## Task instructions:
Starting with the line that contains "Extract all readable text from this page.", write out each line through the end of the listing, unchanged. Output nothing else.

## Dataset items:
──────────────────────────────

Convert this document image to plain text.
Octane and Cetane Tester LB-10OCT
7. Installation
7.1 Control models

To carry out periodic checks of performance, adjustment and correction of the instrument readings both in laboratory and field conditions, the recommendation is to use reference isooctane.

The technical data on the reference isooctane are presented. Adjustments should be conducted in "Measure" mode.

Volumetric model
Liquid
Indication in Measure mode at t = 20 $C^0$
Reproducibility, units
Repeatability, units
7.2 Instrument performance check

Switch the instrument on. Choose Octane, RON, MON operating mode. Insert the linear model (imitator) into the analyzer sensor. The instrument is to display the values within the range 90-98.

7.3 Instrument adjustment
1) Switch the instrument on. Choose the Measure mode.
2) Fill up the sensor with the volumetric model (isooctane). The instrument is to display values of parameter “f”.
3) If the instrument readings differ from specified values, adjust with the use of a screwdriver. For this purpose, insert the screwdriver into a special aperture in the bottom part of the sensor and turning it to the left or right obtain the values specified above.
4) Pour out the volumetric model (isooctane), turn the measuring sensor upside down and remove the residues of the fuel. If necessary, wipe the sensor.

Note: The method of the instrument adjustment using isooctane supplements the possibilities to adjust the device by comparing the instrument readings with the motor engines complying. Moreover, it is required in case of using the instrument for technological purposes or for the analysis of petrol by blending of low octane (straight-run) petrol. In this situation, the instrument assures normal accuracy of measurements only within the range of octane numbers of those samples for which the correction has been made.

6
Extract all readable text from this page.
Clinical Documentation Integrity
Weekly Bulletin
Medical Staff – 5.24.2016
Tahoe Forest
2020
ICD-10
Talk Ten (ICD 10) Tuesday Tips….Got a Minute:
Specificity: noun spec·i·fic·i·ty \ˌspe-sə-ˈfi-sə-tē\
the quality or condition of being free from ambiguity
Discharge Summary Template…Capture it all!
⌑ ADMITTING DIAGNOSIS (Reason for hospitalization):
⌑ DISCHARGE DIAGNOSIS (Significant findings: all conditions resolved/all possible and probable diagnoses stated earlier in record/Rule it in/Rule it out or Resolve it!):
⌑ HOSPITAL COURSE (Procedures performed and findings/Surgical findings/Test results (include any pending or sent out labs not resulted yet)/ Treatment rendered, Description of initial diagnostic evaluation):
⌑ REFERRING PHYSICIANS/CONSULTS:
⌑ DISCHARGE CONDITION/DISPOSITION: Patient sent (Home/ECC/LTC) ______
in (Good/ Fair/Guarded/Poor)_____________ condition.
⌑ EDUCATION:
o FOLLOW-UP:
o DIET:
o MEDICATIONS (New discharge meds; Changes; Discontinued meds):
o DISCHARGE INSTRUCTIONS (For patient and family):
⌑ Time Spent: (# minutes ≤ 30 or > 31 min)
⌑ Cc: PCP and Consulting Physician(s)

──────────────────────────────

## Output of the task:
Extract all readable text from this page.
Clinical Documentation Integrity
Weekly Bulletin
Medical Staff – 5.24.2016
Tahoe Forest
2020
ICD-10
Talk Ten (ICD 10) Tuesday Tips….Got a Minute:
Specificity: noun spec·i·fic·i·ty \ˌspe-sə-ˈfi-sə-tē\
the quality or condition of being free from ambiguity
Discharge Summary Template…Capture it all!
⌑ ADMITTING DIAGNOSIS (Reason for hospitalization):
⌑ DISCHARGE DIAGNOSIS (Significant findings: all conditions resolved/all possible and probable diagnoses stated earlier in record/Rule it in/Rule it out or Resolve it!):
⌑ HOSPITAL COURSE (Procedures performed and findings/Surgical findings/Test results (include any pending or sent out labs not resulted yet)/ Treatment rendered, Description of initial diagnostic evaluation):
⌑ REFERRING PHYSICIANS/CONSULTS:
⌑ DISCHARGE CONDITION/DISPOSITION: Patient sent (Home/ECC/LTC) ______
in (Good/ Fair/Guarded/Poor)_____________ condition.
⌑ EDUCATION:
o FOLLOW-UP:
o DIET:
o MEDICATIONS (New discharge meds; Changes; Discontinued meds):
o DISCHARGE INSTRUCTIONS (For patient and family):
⌑ Time Spent: (# minutes ≤ 30 or > 31 min)
⌑ Cc: PCP and Consulting Physician(s)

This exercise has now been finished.